## YOUR GOAL
Pick out and copy every line below that has the word "будет".
● ● ● ● ●
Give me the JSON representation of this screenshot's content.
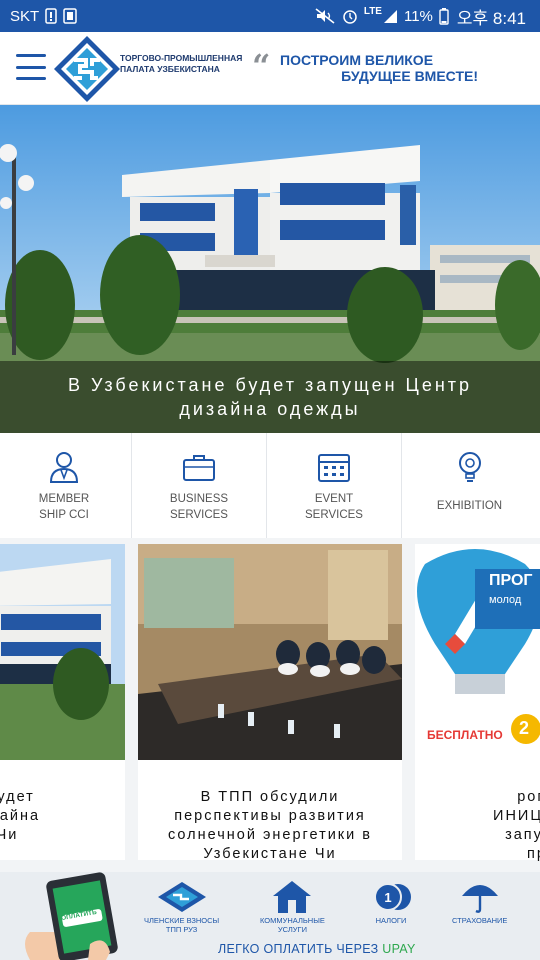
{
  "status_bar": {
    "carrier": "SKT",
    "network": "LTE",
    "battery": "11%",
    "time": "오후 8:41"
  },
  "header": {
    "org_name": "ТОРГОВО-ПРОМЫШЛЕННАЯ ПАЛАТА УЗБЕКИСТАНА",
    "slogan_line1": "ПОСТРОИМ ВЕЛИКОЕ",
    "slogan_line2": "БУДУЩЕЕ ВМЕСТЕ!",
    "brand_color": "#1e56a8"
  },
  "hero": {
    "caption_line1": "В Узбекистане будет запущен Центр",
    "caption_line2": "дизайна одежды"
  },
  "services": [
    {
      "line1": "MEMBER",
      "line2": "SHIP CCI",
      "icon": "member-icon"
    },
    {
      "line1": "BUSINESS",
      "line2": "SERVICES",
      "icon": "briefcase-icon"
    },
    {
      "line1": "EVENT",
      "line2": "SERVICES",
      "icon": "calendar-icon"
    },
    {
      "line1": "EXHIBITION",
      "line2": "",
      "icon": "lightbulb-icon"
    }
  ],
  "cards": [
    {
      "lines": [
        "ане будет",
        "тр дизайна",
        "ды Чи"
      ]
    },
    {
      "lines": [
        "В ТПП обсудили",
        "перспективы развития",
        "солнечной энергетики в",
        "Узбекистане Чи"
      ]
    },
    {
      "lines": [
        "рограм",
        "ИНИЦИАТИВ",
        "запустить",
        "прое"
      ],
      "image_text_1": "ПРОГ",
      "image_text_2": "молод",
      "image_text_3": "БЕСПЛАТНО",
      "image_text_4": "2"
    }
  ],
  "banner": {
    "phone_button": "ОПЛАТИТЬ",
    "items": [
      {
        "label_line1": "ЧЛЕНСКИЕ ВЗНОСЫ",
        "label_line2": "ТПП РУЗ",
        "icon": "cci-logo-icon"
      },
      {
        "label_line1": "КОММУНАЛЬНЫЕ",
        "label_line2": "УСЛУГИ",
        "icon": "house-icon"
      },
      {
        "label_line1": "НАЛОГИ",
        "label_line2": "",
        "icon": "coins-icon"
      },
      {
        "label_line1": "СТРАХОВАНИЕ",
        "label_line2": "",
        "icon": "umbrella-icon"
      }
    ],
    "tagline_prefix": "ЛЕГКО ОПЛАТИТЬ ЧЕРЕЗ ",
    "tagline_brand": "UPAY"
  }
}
● ● ● ● ●
## COMPLETED TASK
    "caption_line1": "В Узбекистане будет запущен Центр",
        "ане будет",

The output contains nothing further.